REQUIREMENTS:
Keep only the lines of the listing that include the word "context", and copy them.

Dataset records:
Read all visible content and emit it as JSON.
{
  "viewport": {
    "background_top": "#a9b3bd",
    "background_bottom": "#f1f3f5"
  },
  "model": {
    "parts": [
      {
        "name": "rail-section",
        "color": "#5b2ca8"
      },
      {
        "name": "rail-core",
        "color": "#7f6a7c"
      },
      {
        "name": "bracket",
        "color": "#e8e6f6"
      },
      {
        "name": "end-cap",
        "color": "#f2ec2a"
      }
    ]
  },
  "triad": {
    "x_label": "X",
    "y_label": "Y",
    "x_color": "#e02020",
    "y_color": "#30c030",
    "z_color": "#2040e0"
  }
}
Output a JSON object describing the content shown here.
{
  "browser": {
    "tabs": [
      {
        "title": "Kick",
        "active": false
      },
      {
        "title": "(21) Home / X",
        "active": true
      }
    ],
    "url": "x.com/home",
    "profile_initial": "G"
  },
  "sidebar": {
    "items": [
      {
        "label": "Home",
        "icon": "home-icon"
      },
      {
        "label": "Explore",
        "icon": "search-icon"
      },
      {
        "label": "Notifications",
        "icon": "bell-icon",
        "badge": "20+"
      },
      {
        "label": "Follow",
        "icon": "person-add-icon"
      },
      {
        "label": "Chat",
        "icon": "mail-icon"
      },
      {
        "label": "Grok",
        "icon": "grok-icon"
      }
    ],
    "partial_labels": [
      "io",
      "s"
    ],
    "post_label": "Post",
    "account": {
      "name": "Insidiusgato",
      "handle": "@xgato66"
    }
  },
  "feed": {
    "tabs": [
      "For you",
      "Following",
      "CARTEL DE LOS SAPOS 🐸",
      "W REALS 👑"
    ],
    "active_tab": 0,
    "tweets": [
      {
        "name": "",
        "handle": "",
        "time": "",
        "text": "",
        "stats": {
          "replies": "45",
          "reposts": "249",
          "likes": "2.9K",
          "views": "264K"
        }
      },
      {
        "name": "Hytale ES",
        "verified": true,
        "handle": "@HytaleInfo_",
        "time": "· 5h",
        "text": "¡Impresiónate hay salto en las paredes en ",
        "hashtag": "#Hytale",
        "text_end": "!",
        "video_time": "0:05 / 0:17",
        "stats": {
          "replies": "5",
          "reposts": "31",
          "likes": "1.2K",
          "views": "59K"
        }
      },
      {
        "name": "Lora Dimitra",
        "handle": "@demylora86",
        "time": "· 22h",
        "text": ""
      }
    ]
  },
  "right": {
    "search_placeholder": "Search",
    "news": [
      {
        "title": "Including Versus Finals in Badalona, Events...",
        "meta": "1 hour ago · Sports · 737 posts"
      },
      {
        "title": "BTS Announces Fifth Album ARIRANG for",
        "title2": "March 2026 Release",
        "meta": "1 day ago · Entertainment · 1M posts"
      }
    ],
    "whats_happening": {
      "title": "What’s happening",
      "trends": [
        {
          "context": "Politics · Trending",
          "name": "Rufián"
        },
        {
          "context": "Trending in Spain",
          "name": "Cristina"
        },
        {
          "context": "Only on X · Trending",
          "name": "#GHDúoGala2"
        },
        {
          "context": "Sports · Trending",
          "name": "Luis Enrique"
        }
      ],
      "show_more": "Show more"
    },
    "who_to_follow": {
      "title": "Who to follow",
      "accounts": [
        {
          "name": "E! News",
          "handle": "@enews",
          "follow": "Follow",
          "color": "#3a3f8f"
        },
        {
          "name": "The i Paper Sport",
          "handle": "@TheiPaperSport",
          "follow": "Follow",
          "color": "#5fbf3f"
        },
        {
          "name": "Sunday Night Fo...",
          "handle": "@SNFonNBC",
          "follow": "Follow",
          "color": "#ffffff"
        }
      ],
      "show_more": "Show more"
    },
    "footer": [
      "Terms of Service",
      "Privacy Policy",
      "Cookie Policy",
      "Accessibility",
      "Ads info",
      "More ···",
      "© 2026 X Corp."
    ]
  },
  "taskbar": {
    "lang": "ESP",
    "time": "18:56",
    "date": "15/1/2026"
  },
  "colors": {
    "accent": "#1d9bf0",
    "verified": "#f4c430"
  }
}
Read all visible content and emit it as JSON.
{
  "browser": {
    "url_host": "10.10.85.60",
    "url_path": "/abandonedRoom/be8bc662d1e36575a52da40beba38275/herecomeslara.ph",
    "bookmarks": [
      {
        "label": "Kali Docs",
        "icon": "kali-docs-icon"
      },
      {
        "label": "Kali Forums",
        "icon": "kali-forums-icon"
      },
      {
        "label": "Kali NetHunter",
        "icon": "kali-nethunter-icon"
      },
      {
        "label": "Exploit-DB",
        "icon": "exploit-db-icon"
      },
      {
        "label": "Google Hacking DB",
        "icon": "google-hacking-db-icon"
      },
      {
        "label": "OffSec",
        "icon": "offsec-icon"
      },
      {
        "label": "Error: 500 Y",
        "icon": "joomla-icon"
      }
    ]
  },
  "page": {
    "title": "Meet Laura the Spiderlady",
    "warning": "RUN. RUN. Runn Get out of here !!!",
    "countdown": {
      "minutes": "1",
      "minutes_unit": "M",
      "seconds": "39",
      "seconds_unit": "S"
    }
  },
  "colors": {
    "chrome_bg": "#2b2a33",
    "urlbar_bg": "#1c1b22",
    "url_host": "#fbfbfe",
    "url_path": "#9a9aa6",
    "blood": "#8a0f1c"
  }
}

RESPONSE:
          "context": "Politics · Trending",
          "context": "Trending in Spain",
          "context": "Only on X · Trending",
          "context": "Sports · Trending",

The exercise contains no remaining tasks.